-- start of DATA PROVIDED --
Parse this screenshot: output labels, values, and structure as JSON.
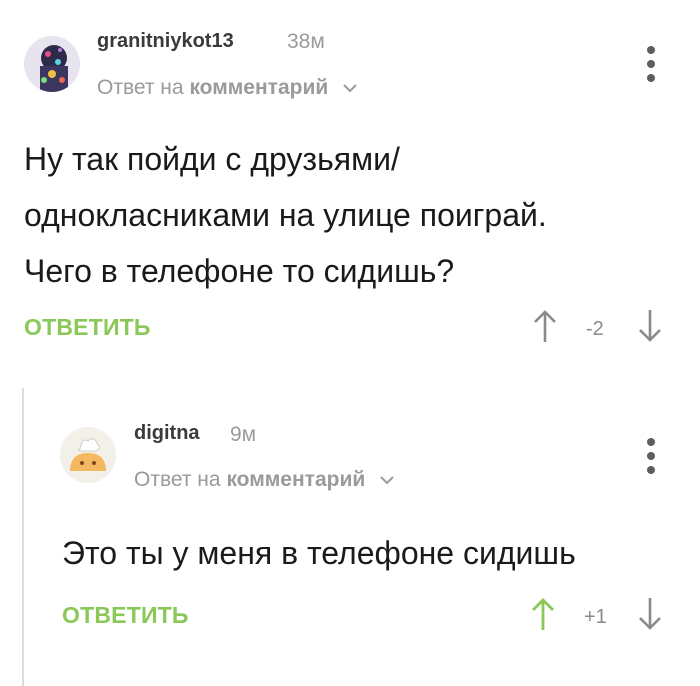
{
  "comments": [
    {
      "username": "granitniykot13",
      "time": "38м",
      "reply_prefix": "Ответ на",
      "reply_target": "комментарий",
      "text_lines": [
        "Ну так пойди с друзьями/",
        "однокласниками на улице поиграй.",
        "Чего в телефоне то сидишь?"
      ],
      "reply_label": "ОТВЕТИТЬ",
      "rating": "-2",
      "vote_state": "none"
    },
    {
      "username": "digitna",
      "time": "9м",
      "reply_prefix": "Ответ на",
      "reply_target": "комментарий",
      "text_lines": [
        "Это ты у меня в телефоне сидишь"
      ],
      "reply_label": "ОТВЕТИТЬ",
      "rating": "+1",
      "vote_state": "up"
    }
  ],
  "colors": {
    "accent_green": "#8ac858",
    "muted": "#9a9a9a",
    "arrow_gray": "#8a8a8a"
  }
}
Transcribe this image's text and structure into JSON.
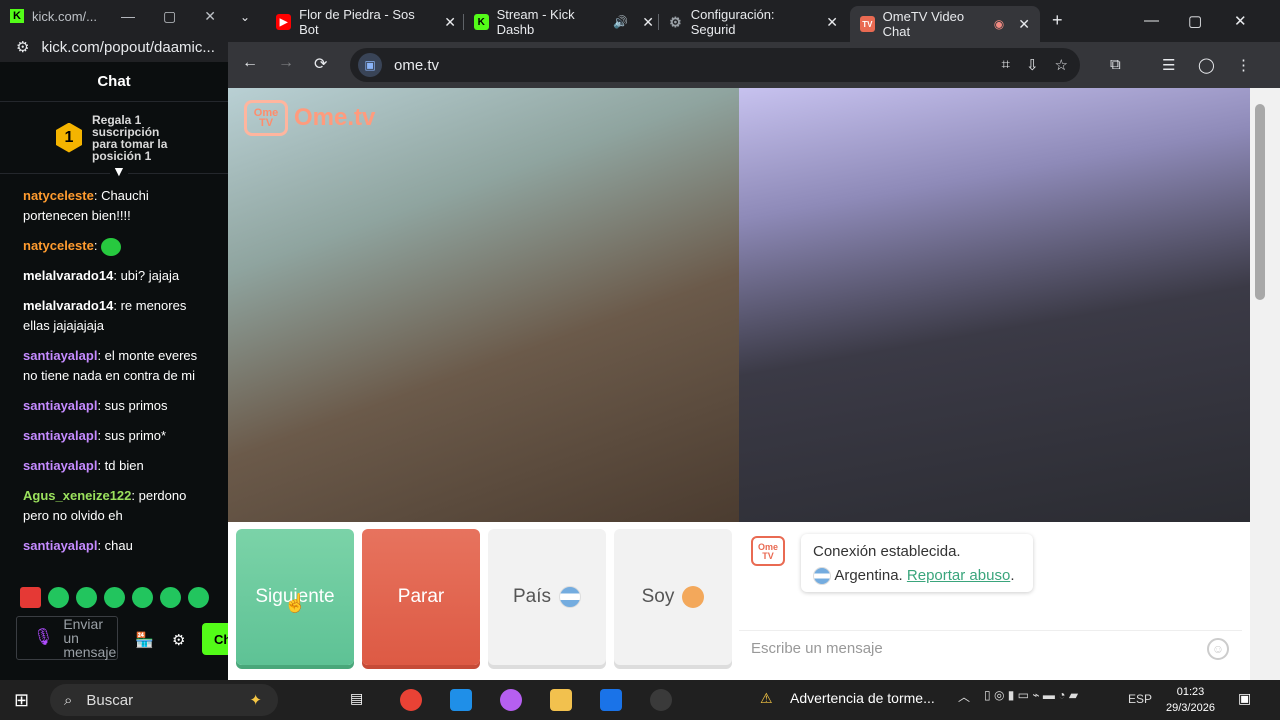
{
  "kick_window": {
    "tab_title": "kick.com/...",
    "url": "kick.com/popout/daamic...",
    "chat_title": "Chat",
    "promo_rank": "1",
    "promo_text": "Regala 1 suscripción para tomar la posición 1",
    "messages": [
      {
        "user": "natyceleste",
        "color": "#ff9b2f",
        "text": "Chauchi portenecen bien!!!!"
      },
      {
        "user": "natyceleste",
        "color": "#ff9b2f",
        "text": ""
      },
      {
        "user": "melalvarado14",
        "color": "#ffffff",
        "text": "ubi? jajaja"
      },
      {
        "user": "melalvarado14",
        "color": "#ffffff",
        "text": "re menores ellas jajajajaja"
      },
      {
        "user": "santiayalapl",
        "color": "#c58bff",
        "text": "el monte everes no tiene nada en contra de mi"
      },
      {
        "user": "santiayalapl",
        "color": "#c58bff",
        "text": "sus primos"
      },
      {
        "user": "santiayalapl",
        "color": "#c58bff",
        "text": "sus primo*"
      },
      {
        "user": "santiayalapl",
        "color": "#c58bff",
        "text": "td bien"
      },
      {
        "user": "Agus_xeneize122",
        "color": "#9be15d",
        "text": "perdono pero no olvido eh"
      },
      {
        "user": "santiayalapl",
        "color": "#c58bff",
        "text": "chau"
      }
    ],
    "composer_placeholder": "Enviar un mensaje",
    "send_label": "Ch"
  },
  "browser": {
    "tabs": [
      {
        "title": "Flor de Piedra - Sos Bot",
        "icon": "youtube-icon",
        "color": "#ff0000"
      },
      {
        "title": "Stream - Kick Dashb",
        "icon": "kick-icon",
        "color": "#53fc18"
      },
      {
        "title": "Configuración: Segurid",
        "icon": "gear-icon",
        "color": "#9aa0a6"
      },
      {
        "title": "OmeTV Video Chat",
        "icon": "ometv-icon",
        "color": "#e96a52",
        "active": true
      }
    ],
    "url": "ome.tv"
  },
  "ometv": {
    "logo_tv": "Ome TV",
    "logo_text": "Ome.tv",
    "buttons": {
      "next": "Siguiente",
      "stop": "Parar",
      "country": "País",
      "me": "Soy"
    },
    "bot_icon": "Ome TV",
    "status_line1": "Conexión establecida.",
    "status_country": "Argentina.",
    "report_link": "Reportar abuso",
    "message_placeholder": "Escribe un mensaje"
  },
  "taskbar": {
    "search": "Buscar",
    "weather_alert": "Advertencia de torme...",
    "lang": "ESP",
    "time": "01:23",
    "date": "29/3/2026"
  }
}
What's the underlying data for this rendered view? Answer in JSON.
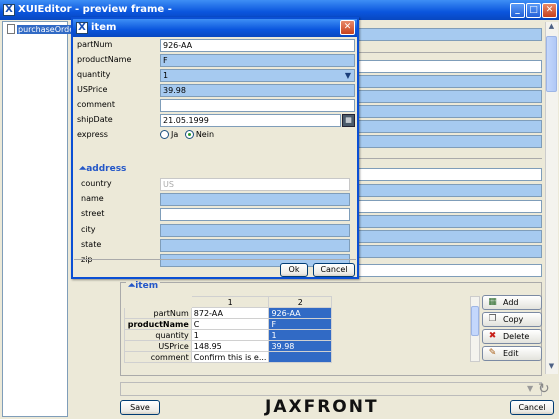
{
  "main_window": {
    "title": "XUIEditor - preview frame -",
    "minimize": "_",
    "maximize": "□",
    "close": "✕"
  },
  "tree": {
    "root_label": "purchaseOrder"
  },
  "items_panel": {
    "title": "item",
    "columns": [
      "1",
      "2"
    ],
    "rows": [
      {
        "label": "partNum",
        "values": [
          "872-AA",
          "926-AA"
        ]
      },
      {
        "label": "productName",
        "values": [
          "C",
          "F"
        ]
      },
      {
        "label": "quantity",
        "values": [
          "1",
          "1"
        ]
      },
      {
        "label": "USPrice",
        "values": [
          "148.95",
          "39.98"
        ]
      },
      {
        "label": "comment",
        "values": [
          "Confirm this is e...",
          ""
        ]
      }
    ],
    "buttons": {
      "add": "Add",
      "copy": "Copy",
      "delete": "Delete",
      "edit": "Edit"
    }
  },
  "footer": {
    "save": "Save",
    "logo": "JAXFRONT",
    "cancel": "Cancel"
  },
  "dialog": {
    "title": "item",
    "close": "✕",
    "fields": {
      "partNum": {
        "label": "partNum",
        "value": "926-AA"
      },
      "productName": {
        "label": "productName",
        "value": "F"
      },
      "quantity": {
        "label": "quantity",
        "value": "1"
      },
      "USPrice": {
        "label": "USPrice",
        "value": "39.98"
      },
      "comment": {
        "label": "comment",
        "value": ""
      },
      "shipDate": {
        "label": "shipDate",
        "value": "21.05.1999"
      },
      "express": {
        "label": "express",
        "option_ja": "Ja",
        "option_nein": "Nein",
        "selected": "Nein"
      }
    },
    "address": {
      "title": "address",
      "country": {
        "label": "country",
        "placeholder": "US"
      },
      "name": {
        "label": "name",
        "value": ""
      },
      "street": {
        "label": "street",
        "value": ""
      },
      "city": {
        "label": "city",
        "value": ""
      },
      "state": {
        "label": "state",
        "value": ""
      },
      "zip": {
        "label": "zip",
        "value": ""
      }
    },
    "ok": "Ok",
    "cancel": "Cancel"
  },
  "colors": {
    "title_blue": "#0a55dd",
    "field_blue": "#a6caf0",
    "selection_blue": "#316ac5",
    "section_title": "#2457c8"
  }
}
-- end of DATA PROVIDED --
**OBJECTIVE**
In the records above, find each line holding "JSON" and copy it.

**THE OUTPUT**
Parse this screenshot: output labels, values, and structure as JSON.
Transcribe this image's text and structure into JSON.
What's the underlying data for this rendered view? Answer in JSON.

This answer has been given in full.